Structured figure records:
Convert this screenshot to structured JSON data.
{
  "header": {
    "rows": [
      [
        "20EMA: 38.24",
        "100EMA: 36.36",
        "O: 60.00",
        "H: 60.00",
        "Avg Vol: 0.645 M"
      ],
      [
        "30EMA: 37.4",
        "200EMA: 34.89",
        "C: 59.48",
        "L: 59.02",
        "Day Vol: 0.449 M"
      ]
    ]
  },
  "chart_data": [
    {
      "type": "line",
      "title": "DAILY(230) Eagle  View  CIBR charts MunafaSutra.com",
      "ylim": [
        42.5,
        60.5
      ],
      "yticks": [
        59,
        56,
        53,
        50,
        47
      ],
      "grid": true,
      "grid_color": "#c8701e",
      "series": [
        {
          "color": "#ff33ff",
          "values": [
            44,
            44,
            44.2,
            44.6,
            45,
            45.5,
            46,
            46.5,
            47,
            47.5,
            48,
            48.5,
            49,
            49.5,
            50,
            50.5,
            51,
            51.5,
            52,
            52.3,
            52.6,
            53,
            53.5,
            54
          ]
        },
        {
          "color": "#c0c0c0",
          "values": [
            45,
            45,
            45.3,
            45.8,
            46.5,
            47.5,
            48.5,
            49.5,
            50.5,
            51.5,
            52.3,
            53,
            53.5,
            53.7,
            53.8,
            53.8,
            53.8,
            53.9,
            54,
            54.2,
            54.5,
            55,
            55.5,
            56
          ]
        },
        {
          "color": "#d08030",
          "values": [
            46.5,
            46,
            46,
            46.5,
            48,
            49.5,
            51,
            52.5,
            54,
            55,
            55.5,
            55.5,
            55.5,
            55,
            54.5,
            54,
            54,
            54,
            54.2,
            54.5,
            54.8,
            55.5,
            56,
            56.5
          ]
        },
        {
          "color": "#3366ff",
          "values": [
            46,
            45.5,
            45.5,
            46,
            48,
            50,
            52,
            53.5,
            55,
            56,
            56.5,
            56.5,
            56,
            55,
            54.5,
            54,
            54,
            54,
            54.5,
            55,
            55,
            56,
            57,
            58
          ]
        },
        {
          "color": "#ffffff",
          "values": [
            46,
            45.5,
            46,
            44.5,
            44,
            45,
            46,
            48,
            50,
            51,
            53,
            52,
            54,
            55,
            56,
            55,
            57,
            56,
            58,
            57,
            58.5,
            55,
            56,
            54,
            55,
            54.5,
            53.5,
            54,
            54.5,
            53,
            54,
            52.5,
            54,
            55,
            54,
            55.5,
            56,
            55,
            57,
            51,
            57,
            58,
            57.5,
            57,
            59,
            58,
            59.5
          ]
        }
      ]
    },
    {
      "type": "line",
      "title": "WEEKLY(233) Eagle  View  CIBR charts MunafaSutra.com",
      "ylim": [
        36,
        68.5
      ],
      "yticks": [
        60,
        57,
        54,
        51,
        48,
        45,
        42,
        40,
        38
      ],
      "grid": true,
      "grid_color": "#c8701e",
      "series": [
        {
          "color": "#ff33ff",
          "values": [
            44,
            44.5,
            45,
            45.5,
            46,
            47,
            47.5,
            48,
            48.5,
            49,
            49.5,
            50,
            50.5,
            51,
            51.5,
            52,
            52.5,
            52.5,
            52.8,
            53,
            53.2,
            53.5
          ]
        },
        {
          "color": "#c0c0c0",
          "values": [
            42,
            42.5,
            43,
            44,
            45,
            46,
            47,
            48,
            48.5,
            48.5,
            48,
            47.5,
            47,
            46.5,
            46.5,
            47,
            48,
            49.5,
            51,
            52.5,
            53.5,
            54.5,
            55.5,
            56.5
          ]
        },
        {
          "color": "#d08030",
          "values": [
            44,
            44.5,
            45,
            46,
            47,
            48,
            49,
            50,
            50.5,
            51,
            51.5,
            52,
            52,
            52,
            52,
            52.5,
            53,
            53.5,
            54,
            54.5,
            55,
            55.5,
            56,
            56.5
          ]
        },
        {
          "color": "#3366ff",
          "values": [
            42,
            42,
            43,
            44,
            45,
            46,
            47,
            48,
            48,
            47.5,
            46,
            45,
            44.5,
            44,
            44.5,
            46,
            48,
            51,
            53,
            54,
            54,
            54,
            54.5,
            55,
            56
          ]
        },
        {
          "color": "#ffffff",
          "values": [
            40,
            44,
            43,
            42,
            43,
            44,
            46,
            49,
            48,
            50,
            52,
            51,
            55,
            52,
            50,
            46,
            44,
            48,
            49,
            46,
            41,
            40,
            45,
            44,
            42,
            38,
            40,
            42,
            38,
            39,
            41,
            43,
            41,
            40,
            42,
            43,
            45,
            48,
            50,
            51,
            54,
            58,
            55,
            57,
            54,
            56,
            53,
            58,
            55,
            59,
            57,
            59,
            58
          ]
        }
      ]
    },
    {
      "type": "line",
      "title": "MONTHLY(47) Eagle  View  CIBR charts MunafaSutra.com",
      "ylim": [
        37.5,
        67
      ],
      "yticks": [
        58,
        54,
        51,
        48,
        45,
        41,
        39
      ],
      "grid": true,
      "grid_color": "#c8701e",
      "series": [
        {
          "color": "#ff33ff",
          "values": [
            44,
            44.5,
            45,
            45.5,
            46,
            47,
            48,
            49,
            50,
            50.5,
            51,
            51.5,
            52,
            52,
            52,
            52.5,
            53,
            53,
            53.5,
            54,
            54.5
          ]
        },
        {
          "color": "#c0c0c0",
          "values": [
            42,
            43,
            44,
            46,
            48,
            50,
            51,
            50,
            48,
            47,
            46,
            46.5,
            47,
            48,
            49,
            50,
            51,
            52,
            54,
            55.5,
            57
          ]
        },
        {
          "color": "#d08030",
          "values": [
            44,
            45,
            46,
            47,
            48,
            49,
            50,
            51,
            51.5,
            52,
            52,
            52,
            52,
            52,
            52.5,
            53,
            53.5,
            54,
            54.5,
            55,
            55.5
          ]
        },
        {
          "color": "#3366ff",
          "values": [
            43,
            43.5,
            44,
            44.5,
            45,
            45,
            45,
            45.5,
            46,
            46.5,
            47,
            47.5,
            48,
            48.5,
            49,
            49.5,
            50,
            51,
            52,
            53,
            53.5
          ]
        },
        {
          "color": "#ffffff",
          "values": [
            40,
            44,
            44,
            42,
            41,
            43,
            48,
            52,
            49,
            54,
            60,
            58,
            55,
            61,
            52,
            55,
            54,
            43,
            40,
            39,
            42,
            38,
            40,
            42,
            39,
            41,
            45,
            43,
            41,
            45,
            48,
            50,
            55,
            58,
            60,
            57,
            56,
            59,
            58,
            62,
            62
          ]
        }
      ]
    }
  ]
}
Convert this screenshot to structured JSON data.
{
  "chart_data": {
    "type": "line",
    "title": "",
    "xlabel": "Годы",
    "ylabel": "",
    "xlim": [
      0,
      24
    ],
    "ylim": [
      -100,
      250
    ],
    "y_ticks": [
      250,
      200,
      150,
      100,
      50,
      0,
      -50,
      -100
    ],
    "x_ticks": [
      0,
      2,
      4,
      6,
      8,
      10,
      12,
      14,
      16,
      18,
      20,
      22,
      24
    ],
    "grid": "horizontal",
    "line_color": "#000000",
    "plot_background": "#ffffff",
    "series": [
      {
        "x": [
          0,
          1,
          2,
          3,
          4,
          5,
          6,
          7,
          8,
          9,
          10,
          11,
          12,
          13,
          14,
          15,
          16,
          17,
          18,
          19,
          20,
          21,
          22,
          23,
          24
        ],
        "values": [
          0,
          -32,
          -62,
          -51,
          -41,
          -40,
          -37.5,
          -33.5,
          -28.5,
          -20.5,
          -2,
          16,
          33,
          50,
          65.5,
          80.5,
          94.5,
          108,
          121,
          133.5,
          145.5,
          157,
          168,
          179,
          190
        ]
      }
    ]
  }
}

▶ _GIVEN REQUEST_
Return all the data exactly as given.

▶ _FINISHED ANSWER_
Convert this screenshot to structured JSON data.
{
  "header": {
    "rows": [
      [
        "20EMA: 38.24",
        "100EMA: 36.36",
        "O: 60.00",
        "H: 60.00",
        "Avg Vol: 0.645 M"
      ],
      [
        "30EMA: 37.4",
        "200EMA: 34.89",
        "C: 59.48",
        "L: 59.02",
        "Day Vol: 0.449 M"
      ]
    ]
  },
  "chart_data": [
    {
      "type": "line",
      "title": "DAILY(230) Eagle  View  CIBR charts MunafaSutra.com",
      "ylim": [
        42.5,
        60.5
      ],
      "yticks": [
        59,
        56,
        53,
        50,
        47
      ],
      "grid": true,
      "grid_color": "#c8701e",
      "series": [
        {
          "color": "#ff33ff",
          "values": [
            44,
            44,
            44.2,
            44.6,
            45,
            45.5,
            46,
            46.5,
            47,
            47.5,
            48,
            48.5,
            49,
            49.5,
            50,
            50.5,
            51,
            51.5,
            52,
            52.3,
            52.6,
            53,
            53.5,
            54
          ]
        },
        {
          "color": "#c0c0c0",
          "values": [
            45,
            45,
            45.3,
            45.8,
            46.5,
            47.5,
            48.5,
            49.5,
            50.5,
            51.5,
            52.3,
            53,
            53.5,
            53.7,
            53.8,
            53.8,
            53.8,
            53.9,
            54,
            54.2,
            54.5,
            55,
            55.5,
            56
          ]
        },
        {
          "color": "#d08030",
          "values": [
            46.5,
            46,
            46,
            46.5,
            48,
            49.5,
            51,
            52.5,
            54,
            55,
            55.5,
            55.5,
            55.5,
            55,
            54.5,
            54,
            54,
            54,
            54.2,
            54.5,
            54.8,
            55.5,
            56,
            56.5
          ]
        },
        {
          "color": "#3366ff",
          "values": [
            46,
            45.5,
            45.5,
            46,
            48,
            50,
            52,
            53.5,
            55,
            56,
            56.5,
            56.5,
            56,
            55,
            54.5,
            54,
            54,
            54,
            54.5,
            55,
            55,
            56,
            57,
            58
          ]
        },
        {
          "color": "#ffffff",
          "values": [
            46,
            45.5,
            46,
            44.5,
            44,
            45,
            46,
            48,
            50,
            51,
            53,
            52,
            54,
            55,
            56,
            55,
            57,
            56,
            58,
            57,
            58.5,
            55,
            56,
            54,
            55,
            54.5,
            53.5,
            54,
            54.5,
            53,
            54,
            52.5,
            54,
            55,
            54,
            55.5,
            56,
            55,
            57,
            51,
            57,
            58,
            57.5,
            57,
            59,
            58,
            59.5
          ]
        }
      ]
    },
    {
      "type": "line",
      "title": "WEEKLY(233) Eagle  View  CIBR charts MunafaSutra.com",
      "ylim": [
        36,
        68.5
      ],
      "yticks": [
        60,
        57,
        54,
        51,
        48,
        45,
        42,
        40,
        38
      ],
      "grid": true,
      "grid_color": "#c8701e",
      "series": [
        {
          "color": "#ff33ff",
          "values": [
            44,
            44.5,
            45,
            45.5,
            46,
            47,
            47.5,
            48,
            48.5,
            49,
            49.5,
            50,
            50.5,
            51,
            51.5,
            52,
            52.5,
            52.5,
            52.8,
            53,
            53.2,
            53.5
          ]
        },
        {
          "color": "#c0c0c0",
          "values": [
            42,
            42.5,
            43,
            44,
            45,
            46,
            47,
            48,
            48.5,
            48.5,
            48,
            47.5,
            47,
            46.5,
            46.5,
            47,
            48,
            49.5,
            51,
            52.5,
            53.5,
            54.5,
            55.5,
            56.5
          ]
        },
        {
          "color": "#d08030",
          "values": [
            44,
            44.5,
            45,
            46,
            47,
            48,
            49,
            50,
            50.5,
            51,
            51.5,
            52,
            52,
            52,
            52,
            52.5,
            53,
            53.5,
            54,
            54.5,
            55,
            55.5,
            56,
            56.5
          ]
        },
        {
          "color": "#3366ff",
          "values": [
            42,
            42,
            43,
            44,
            45,
            46,
            47,
            48,
            48,
            47.5,
            46,
            45,
            44.5,
            44,
            44.5,
            46,
            48,
            51,
            53,
            54,
            54,
            54,
            54.5,
            55,
            56
          ]
        },
        {
          "color": "#ffffff",
          "values": [
            40,
            44,
            43,
            42,
            43,
            44,
            46,
            49,
            48,
            50,
            52,
            51,
            55,
            52,
            50,
            46,
            44,
            48,
            49,
            46,
            41,
            40,
            45,
            44,
            42,
            38,
            40,
            42,
            38,
            39,
            41,
            43,
            41,
            40,
            42,
            43,
            45,
            48,
            50,
            51,
            54,
            58,
            55,
            57,
            54,
            56,
            53,
            58,
            55,
            59,
            57,
            59,
            58
          ]
        }
      ]
    },
    {
      "type": "line",
      "title": "MONTHLY(47) Eagle  View  CIBR charts MunafaSutra.com",
      "ylim": [
        37.5,
        67
      ],
      "yticks": [
        58,
        54,
        51,
        48,
        45,
        41,
        39
      ],
      "grid": true,
      "grid_color": "#c8701e",
      "series": [
        {
          "color": "#ff33ff",
          "values": [
            44,
            44.5,
            45,
            45.5,
            46,
            47,
            48,
            49,
            50,
            50.5,
            51,
            51.5,
            52,
            52,
            52,
            52.5,
            53,
            53,
            53.5,
            54,
            54.5
          ]
        },
        {
          "color": "#c0c0c0",
          "values": [
            42,
            43,
            44,
            46,
            48,
            50,
            51,
            50,
            48,
            47,
            46,
            46.5,
            47,
            48,
            49,
            50,
            51,
            52,
            54,
            55.5,
            57
          ]
        },
        {
          "color": "#d08030",
          "values": [
            44,
            45,
            46,
            47,
            48,
            49,
            50,
            51,
            51.5,
            52,
            52,
            52,
            52,
            52,
            52.5,
            53,
            53.5,
            54,
            54.5,
            55,
            55.5
          ]
        },
        {
          "color": "#3366ff",
          "values": [
            43,
            43.5,
            44,
            44.5,
            45,
            45,
            45,
            45.5,
            46,
            46.5,
            47,
            47.5,
            48,
            48.5,
            49,
            49.5,
            50,
            51,
            52,
            53,
            53.5
          ]
        },
        {
          "color": "#ffffff",
          "values": [
            40,
            44,
            44,
            42,
            41,
            43,
            48,
            52,
            49,
            54,
            60,
            58,
            55,
            61,
            52,
            55,
            54,
            43,
            40,
            39,
            42,
            38,
            40,
            42,
            39,
            41,
            45,
            43,
            41,
            45,
            48,
            50,
            55,
            58,
            60,
            57,
            56,
            59,
            58,
            62,
            62
          ]
        }
      ]
    }
  ]
}
Convert this screenshot to structured JSON data.
{
  "chart_data": {
    "type": "line",
    "title": "",
    "xlabel": "Годы",
    "ylabel": "",
    "xlim": [
      0,
      24
    ],
    "ylim": [
      -100,
      250
    ],
    "y_ticks": [
      250,
      200,
      150,
      100,
      50,
      0,
      -50,
      -100
    ],
    "x_ticks": [
      0,
      2,
      4,
      6,
      8,
      10,
      12,
      14,
      16,
      18,
      20,
      22,
      24
    ],
    "grid": "horizontal",
    "line_color": "#000000",
    "plot_background": "#ffffff",
    "series": [
      {
        "x": [
          0,
          1,
          2,
          3,
          4,
          5,
          6,
          7,
          8,
          9,
          10,
          11,
          12,
          13,
          14,
          15,
          16,
          17,
          18,
          19,
          20,
          21,
          22,
          23,
          24
        ],
        "values": [
          0,
          -32,
          -62,
          -51,
          -41,
          -40,
          -37.5,
          -33.5,
          -28.5,
          -20.5,
          -2,
          16,
          33,
          50,
          65.5,
          80.5,
          94.5,
          108,
          121,
          133.5,
          145.5,
          157,
          168,
          179,
          190
        ]
      }
    ]
  }
}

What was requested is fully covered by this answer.